▶ **Source document**

4. Nothing came to their attention as a result of the foregoing procedures
that caused them to believe that:
(a)(i) The unaudited consolidated financial statements
described in paragraph 3 above incorporated by
reference in the Registration Statement and the Final
Prospectus do not comply as to form in all material
respects with the applicable accounting requirements
of the Acts and with the related published rules and
regulations and (ii) the unaudited consolidated
financial statements are not in conformity with
generally accepted accounting principles applied on a
basis substantially consistent with that of the
audited consolidated financial statements; or
(b)(i) The unaudited consolidated financial statements
described in paragraph 3 are not stated on a basis
substantially consistent with that of the audited
consolidated financial statements, or (ii) as of a
specified date not more than five days prior to the
date of such letter and as of the date of the latest
available unaudited consolidated monthly financial
data of the Company, there was any change in the
capital stock or long-term indebtedness of the
Company and its subsidiaries or any decrease in the
stockholders' equity of the Company, in
33
each case as compared with the amounts shown on the
most recent unaudited consolidated statement of
financial condition of the Company included and
incorporated by reference in the Registration
Statement and Final Prospectus, or (iii) during the
period from the date of such statement of financial
condition to the date of the latest available
unaudited consolidated financial data of the Company,
there were any decreases, as compared with the
corresponding period in the preceding year, in
consolidated revenues, income before extraordinary
item, if any, and net income of the Company and its
subsidiaries, except in each such case for changes or
decreases set forth in or contemplated by the
Registration Statement and Final Prospectus or except
for such changes or decreases set forth in such
letter.
5. They have performed certain other specified procedures as a result of
which they determined that certain information of an accounting,
financial or statistical nature (which is limited to accounting,
financial or statistical information derived from the general
accounting records of the Company and its subsidiaries) set forth in
the Registration Statement and the Final Prospectus and in Exhibit 12
to the Registration Statement, including the information included or
incorporated in certain specified Items of the Company's Annual Report
on Form 10-K, incorporated in the Registration Statement and the
Prospectus, the information included in the "Management's Discussion
and Analysis of Financial Condition and Results of Operations" included
or incorporated in the Company's Annual Report on Form 10-K,
incorporated in the Registration Statement and the Final Prospectus,
and the information included in "Ratio of Earnings to Fixed Charges",
"Capitalization", "Selected Consolidated Financial Data" and the
consolidated financial statements of the Company for the years ended
June 30, 1997 and 1996 included in the Final Prospectus, agrees with
the accounting records of the Company and its subsidiaries, excluding
any questions of legal interpretation.

▶ **Exercise description**
Please condense the paragraph of the financial-statement excerpt that begins "5. They have performed certain other specified procedures" into a bulleted list that keeps its main facts. The records that follow come from a separate source.

▶ **Supplied entries**
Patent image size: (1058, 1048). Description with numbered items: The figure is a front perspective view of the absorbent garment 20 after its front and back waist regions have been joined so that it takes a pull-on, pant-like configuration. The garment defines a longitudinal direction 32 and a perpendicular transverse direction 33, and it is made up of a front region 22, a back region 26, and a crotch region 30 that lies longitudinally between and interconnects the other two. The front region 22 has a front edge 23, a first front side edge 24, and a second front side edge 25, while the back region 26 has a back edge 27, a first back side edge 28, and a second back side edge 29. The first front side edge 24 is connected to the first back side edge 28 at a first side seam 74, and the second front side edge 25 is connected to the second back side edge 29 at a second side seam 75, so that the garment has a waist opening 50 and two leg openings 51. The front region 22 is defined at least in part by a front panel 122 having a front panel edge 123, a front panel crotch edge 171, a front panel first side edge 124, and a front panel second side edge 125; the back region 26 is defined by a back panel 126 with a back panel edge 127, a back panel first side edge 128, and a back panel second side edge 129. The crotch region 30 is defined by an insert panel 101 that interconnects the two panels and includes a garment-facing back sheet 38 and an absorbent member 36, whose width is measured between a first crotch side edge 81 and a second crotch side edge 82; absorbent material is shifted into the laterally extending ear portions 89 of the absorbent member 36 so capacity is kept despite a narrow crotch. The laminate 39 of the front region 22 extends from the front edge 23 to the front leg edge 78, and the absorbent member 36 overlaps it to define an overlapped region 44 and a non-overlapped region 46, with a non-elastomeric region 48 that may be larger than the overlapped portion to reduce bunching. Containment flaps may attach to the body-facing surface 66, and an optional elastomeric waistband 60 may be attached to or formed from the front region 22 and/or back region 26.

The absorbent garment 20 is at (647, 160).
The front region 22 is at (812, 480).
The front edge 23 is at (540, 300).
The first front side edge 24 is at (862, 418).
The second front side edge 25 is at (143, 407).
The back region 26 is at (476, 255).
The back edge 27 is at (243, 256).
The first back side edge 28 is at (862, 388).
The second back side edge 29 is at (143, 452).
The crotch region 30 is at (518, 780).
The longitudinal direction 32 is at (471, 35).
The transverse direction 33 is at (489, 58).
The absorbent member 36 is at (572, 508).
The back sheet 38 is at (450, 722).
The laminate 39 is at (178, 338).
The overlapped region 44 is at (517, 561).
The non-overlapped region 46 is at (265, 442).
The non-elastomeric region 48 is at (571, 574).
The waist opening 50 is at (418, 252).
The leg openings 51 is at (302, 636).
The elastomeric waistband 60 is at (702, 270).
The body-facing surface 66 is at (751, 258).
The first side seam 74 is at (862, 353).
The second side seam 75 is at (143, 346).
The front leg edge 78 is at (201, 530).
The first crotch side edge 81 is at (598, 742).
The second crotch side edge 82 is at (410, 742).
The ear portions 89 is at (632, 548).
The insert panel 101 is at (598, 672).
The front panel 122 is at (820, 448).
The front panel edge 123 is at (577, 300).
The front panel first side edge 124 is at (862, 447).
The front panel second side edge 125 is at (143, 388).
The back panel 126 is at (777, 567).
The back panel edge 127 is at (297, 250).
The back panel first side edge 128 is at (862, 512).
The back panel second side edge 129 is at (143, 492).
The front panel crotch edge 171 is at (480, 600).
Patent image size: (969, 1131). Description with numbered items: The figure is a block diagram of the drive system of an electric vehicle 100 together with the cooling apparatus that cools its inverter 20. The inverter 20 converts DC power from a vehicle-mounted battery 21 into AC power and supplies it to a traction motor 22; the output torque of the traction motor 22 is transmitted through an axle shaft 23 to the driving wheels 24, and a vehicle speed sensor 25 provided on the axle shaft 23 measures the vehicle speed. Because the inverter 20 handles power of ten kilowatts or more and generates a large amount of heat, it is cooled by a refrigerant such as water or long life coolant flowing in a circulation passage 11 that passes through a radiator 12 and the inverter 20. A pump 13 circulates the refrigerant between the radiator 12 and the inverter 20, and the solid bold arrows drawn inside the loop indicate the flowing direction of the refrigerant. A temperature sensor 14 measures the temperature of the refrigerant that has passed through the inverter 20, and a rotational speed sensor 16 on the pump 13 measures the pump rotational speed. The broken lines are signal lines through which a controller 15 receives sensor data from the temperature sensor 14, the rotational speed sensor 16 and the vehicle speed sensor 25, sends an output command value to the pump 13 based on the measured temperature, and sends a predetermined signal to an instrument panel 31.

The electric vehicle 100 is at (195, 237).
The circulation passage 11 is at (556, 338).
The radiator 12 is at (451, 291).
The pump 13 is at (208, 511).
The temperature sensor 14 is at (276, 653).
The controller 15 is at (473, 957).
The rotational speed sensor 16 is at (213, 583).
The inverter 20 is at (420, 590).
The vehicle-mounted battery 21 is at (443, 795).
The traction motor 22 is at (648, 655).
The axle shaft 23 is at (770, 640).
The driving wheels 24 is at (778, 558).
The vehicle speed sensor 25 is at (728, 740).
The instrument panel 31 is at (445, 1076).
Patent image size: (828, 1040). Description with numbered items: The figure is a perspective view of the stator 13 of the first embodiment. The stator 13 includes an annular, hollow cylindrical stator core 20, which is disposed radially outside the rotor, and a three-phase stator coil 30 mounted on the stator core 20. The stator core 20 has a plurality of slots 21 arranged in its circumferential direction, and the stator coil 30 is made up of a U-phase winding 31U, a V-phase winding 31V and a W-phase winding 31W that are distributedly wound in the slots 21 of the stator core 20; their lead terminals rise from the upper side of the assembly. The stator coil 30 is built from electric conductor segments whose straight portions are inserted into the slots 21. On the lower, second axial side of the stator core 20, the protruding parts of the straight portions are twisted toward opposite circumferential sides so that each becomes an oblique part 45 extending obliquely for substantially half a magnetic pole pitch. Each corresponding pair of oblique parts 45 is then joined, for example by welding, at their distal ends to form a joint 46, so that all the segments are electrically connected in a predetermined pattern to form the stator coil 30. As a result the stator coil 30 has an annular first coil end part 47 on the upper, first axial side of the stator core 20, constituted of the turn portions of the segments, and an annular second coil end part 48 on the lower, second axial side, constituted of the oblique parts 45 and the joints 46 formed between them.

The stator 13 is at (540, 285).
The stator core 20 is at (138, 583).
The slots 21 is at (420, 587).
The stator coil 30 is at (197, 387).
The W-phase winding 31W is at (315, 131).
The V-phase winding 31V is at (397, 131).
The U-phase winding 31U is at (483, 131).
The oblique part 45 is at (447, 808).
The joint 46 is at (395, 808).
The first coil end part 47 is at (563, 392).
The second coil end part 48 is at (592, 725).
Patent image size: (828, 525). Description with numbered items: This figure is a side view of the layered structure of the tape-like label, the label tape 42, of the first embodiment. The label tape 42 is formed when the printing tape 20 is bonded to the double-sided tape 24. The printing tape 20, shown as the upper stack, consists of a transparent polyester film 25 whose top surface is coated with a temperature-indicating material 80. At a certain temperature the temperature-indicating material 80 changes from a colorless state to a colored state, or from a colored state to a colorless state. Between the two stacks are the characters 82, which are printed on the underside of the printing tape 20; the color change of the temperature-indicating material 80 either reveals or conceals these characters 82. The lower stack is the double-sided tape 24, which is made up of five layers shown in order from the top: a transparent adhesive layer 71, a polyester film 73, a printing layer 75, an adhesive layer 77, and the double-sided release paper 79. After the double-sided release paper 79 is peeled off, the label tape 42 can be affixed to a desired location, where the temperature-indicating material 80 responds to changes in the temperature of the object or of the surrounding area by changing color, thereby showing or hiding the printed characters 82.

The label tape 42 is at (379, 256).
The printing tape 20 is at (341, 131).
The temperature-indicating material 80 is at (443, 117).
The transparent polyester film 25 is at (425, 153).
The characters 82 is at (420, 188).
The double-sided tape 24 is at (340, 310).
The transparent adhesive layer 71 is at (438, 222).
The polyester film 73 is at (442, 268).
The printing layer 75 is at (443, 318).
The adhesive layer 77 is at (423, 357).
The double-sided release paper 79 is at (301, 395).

▶ **Answer**
- They performed certain other specified procedures.
- Those procedures showed that certain accounting, financial or statistical information agrees with the accounting records of the Company and its subsidiaries. Questions of legal interpretation are excluded.
- The information covered is limited to what is derived from the general accounting records of the Company and its subsidiaries.
- It is information set forth in the Registration Statement, the Final Prospectus and Exhibit 12 to the Registration Statement, including:
  - information in certain specified Items of the Company's Annual Report on Form 10-K
  - the "Management's Discussion and Analysis of Financial Condition and Results of Operations" in that Form 10-K
  - "Ratio of Earnings to Fixed Charges," "Capitalization" and "Selected Consolidated Financial Data"
  - the Company's consolidated financial statements for the years ended June 30, 1997 and 1996, included in the Final Prospectus